*Work to complete*.
Lines from the one containing "Output a JSON" through the end of the data are to be returned exactly, and no others.

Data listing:
-=-=-=-=-

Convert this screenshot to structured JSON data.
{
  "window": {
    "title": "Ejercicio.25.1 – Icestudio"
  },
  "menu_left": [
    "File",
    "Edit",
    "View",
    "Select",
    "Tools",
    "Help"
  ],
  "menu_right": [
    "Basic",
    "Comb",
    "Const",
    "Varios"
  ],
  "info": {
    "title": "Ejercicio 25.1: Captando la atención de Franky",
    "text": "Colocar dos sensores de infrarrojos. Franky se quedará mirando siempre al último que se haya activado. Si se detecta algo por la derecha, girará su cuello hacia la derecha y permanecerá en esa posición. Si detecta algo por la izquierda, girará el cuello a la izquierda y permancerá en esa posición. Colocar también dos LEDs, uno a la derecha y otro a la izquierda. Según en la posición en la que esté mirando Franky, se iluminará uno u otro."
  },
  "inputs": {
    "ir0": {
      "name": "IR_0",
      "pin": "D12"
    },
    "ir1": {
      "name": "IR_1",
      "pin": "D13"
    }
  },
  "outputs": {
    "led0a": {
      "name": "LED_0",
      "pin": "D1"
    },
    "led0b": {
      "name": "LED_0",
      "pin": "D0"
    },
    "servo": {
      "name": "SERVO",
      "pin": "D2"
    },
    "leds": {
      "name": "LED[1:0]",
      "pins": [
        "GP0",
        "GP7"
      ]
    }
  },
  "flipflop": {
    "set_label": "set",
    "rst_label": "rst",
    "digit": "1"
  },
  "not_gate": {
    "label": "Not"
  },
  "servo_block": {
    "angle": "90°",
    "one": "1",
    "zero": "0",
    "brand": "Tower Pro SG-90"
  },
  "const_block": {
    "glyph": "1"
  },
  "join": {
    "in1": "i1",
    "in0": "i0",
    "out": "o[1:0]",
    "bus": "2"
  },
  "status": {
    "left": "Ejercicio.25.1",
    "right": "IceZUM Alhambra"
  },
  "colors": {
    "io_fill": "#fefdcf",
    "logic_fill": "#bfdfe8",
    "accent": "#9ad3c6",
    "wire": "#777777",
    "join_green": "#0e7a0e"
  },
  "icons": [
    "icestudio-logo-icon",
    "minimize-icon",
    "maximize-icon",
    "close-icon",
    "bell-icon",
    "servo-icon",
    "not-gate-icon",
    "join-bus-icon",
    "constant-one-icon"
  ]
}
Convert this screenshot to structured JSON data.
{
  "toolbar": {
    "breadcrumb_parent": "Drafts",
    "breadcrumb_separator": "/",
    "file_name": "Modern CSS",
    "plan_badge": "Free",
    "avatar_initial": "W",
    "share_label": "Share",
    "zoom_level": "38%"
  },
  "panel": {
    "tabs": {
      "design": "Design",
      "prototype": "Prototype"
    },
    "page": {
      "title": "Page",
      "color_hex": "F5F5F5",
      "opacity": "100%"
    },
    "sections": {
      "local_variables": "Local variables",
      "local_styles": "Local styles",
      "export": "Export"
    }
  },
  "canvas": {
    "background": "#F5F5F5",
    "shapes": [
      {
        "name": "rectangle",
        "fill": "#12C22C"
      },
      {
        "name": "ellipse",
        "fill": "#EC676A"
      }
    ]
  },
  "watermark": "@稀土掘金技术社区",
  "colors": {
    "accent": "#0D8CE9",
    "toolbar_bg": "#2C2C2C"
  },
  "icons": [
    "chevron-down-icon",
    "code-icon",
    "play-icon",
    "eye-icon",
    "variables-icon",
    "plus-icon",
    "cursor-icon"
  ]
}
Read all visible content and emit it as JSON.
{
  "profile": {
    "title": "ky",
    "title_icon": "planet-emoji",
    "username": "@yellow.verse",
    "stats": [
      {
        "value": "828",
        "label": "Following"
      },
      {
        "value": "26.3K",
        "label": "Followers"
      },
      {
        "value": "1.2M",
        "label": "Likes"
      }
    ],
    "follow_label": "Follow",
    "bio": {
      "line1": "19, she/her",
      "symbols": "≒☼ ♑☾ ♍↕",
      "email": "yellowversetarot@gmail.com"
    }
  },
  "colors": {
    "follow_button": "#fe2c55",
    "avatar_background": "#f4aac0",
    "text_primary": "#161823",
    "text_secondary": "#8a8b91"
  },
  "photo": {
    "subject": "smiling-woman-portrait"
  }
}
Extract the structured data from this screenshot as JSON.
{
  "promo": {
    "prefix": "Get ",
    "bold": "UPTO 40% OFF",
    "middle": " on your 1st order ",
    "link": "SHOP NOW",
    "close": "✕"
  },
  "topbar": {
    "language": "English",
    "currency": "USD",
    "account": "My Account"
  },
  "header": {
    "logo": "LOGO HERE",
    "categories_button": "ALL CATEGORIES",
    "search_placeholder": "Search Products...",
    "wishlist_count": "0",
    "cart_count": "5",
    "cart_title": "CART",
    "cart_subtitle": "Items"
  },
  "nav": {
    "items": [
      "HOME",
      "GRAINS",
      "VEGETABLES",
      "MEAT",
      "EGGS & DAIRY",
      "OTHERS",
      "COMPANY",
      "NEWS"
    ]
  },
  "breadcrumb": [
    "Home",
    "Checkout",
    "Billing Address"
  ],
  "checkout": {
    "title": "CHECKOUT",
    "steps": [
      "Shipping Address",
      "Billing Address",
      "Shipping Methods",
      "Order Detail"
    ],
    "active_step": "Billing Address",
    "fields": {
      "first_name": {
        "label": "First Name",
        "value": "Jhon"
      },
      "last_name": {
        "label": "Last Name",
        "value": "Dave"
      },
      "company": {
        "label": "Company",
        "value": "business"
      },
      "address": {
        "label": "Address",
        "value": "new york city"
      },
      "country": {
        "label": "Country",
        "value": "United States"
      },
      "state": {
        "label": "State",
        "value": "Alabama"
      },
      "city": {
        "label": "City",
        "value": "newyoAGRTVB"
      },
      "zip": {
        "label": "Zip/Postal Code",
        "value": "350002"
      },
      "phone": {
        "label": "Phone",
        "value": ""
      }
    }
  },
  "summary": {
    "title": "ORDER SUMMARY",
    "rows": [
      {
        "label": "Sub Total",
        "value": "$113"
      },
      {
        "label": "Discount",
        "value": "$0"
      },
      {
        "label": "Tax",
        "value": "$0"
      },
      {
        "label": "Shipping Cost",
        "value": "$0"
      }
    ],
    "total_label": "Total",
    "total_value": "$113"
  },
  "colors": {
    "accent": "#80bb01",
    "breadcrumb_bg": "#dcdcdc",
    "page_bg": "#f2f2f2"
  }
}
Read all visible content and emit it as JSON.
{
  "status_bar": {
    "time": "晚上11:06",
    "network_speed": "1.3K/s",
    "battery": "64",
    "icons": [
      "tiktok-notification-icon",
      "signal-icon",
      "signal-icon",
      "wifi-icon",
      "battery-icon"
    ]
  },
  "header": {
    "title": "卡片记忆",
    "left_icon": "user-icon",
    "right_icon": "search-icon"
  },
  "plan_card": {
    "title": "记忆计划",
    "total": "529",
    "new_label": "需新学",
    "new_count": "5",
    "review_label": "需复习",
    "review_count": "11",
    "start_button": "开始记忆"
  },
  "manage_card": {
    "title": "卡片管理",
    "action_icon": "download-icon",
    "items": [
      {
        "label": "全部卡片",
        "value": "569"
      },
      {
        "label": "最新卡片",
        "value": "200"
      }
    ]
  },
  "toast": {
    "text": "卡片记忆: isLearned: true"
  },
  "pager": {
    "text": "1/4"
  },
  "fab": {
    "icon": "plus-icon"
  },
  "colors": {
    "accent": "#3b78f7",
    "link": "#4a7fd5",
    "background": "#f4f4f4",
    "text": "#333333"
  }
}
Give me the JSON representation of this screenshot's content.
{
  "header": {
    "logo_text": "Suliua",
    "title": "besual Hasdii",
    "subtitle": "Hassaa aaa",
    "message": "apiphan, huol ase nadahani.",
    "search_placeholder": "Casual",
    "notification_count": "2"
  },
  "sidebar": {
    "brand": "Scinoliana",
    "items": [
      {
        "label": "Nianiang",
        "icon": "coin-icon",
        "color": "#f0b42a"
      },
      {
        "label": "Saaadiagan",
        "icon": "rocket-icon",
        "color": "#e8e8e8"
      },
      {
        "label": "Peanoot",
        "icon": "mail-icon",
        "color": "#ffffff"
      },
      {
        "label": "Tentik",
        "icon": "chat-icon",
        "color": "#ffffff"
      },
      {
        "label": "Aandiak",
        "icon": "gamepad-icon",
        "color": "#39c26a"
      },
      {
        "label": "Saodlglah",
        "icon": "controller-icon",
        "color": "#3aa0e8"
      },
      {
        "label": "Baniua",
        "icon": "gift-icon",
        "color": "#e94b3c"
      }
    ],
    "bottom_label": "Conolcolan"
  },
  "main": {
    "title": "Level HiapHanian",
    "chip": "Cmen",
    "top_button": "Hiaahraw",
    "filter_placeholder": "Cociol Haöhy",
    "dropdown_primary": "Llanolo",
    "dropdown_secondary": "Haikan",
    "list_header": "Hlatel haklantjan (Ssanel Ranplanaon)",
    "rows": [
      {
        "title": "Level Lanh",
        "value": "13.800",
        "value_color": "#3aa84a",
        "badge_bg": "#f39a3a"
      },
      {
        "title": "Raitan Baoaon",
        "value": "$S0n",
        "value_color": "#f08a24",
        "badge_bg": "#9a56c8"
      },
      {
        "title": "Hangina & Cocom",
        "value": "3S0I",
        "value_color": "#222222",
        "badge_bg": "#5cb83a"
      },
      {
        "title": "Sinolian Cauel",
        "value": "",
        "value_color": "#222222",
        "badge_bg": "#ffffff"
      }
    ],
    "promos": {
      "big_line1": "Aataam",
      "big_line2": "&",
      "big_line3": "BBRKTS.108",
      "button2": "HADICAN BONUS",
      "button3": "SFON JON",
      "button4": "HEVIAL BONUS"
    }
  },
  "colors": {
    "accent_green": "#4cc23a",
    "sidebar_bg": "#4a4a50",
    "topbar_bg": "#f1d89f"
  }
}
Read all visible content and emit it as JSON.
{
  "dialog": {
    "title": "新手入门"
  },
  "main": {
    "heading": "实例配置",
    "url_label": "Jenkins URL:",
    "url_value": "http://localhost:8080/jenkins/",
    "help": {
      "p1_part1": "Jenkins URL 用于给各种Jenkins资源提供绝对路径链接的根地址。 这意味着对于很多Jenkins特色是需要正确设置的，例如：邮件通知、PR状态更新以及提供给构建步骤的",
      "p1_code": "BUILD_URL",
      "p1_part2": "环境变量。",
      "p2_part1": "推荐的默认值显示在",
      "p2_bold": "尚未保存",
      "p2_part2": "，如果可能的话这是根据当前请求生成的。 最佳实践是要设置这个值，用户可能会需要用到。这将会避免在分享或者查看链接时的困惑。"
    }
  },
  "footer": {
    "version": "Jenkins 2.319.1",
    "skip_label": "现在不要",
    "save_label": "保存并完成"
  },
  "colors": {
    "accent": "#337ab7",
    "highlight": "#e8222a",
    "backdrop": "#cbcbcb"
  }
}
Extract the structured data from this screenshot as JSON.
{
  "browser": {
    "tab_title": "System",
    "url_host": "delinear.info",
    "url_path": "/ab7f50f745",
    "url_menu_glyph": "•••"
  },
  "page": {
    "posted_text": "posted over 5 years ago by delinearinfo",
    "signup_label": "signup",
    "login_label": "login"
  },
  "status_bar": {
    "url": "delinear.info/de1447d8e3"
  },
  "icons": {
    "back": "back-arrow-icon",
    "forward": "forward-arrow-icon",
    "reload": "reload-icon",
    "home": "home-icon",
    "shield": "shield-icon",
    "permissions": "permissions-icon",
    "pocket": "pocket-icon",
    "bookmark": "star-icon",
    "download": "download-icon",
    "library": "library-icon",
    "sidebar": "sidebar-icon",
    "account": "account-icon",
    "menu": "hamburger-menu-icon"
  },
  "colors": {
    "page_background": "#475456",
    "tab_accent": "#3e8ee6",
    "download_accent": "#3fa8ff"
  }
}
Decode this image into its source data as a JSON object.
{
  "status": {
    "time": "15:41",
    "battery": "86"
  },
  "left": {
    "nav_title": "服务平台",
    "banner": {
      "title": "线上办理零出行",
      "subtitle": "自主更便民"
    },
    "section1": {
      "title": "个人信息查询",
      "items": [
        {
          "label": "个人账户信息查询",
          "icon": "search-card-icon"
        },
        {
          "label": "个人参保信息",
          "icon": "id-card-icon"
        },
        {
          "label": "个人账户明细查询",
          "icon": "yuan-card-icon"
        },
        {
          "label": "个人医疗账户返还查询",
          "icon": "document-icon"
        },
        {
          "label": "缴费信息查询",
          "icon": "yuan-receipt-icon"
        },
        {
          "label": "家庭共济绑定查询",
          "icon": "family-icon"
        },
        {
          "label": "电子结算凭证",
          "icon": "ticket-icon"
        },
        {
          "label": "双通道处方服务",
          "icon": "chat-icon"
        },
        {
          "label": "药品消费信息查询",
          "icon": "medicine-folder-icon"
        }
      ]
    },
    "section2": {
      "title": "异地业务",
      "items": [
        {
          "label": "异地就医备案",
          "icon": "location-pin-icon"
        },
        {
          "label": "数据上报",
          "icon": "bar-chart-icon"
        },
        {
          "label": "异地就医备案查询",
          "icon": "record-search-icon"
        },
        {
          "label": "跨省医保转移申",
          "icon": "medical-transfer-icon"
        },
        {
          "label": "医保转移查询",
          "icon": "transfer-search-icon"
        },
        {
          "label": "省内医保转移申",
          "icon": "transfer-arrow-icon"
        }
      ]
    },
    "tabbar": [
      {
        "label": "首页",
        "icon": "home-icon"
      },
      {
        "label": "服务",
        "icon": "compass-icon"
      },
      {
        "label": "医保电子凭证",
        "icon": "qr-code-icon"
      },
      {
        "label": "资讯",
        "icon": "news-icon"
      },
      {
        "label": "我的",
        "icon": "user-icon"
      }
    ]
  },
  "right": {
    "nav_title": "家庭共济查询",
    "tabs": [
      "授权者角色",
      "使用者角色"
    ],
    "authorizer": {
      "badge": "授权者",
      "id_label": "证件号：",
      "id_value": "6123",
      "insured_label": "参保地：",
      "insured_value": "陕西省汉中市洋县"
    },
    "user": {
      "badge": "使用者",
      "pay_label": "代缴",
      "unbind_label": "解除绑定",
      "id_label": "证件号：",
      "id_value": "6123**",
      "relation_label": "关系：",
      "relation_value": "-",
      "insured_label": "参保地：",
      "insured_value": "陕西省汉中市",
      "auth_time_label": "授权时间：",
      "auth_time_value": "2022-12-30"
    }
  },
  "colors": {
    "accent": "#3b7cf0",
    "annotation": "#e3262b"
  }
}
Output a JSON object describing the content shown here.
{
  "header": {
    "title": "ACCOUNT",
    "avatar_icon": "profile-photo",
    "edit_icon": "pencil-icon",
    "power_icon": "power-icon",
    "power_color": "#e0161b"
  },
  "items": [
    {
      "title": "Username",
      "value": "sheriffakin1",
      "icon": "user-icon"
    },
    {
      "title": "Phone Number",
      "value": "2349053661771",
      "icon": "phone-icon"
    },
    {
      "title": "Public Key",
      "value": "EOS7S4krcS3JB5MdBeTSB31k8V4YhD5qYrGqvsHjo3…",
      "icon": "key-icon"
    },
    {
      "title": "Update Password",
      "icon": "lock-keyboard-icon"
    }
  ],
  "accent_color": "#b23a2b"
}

-=-=-=-=-

*Result of the exercise*.
Output a JSON object describing the content shown here.
{
  "header": {
    "title": "ACCOUNT",
    "avatar_icon": "profile-photo",
    "edit_icon": "pencil-icon",
    "power_icon": "power-icon",
    "power_color": "#e0161b"
  },
  "items": [
    {
      "title": "Username",
      "value": "sheriffakin1",
      "icon": "user-icon"
    },
    {
      "title": "Phone Number",
      "value": "2349053661771",
      "icon": "phone-icon"
    },
    {
      "title": "Public Key",
      "value": "EOS7S4krcS3JB5MdBeTSB31k8V4YhD5qYrGqvsHjo3…",
      "icon": "key-icon"
    },
    {
      "title": "Update Password",
      "icon": "lock-keyboard-icon"
    }
  ],
  "accent_color": "#b23a2b"
}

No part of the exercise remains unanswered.